---- MATERIAL FOR THIS TASK

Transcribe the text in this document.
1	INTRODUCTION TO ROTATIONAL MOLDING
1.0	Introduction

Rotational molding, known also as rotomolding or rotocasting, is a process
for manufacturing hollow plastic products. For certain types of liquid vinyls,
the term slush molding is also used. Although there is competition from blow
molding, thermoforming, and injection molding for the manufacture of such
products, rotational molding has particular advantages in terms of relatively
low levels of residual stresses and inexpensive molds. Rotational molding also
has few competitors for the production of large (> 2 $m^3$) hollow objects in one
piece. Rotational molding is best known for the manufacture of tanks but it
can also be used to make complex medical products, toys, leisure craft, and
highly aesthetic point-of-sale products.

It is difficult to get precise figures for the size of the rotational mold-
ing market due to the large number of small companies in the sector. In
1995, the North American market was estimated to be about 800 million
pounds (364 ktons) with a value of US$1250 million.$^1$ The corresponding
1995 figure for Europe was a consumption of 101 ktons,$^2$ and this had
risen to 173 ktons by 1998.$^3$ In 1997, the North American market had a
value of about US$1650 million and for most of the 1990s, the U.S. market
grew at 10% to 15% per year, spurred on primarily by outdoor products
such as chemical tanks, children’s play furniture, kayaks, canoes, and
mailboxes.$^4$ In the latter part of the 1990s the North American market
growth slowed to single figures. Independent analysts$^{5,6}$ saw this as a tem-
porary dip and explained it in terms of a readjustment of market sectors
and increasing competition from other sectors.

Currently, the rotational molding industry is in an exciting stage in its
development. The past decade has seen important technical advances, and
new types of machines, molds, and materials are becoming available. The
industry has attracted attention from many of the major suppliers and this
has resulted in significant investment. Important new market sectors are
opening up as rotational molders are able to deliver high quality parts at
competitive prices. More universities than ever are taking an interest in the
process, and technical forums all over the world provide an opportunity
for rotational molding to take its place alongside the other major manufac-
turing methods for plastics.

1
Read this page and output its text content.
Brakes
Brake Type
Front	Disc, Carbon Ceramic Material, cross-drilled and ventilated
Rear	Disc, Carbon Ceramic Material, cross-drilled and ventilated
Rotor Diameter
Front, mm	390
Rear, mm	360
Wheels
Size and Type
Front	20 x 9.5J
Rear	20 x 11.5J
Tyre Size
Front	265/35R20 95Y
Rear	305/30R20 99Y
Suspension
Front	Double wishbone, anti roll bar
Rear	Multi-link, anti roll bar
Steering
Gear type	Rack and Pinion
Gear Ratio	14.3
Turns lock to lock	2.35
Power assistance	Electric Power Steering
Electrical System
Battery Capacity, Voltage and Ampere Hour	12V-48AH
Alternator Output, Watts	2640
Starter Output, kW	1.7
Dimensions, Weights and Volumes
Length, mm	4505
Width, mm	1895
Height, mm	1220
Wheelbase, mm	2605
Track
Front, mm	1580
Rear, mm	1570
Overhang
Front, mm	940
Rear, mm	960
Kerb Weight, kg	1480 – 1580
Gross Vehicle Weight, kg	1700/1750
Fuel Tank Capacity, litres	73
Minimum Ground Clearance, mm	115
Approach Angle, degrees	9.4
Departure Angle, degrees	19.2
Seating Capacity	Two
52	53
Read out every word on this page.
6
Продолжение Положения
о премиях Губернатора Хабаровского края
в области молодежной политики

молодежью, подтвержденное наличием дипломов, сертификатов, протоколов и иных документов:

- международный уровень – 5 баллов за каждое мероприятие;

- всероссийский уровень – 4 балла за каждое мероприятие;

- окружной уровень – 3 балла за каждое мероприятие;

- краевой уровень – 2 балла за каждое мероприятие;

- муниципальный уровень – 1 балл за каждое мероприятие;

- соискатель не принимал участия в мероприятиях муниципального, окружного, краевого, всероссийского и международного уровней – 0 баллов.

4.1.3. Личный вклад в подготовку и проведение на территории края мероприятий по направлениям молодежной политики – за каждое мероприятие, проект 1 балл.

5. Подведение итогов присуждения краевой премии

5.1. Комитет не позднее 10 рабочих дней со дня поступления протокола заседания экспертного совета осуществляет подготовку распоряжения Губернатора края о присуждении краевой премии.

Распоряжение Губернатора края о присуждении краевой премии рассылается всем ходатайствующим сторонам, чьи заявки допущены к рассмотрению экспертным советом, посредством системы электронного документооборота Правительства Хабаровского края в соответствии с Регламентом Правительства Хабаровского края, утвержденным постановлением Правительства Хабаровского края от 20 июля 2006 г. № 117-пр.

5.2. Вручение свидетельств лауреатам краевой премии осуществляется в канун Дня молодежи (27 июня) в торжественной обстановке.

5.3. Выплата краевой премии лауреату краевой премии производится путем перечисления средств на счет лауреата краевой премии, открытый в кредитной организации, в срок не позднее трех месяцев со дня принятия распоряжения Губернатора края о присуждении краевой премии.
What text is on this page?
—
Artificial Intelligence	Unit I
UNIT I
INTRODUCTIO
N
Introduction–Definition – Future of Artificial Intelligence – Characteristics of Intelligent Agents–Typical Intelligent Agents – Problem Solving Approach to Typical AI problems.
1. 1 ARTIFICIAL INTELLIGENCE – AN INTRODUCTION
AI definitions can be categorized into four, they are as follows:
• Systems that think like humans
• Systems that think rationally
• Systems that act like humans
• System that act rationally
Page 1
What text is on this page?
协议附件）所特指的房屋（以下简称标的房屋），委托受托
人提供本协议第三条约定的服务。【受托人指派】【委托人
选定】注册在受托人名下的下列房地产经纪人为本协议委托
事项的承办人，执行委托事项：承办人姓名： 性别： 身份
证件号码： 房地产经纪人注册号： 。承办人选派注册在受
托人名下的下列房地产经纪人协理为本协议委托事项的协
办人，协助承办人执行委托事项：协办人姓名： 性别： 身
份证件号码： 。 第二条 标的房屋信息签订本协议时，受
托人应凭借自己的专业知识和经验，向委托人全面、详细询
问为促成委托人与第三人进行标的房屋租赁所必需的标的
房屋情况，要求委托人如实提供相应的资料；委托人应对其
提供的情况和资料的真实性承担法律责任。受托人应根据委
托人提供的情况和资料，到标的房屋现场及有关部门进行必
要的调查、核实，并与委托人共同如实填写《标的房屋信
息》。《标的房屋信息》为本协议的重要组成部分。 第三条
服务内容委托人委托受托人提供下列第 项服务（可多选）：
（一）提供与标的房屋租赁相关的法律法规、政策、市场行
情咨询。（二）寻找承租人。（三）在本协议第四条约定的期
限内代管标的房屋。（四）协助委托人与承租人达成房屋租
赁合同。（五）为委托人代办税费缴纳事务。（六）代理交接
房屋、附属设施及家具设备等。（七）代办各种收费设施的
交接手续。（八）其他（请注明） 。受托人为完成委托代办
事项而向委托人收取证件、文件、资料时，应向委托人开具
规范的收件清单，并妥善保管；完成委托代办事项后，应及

--------

* _TASK TO COMPLETE_: Check each line of the records for the word "баллов" and extract those that contain it.

* _REPLY_:
- международный уровень – 5 баллов за каждое мероприятие;
- соискатель не принимал участия в мероприятиях муниципального, окружного, краевого, всероссийского и международного уровней – 0 баллов.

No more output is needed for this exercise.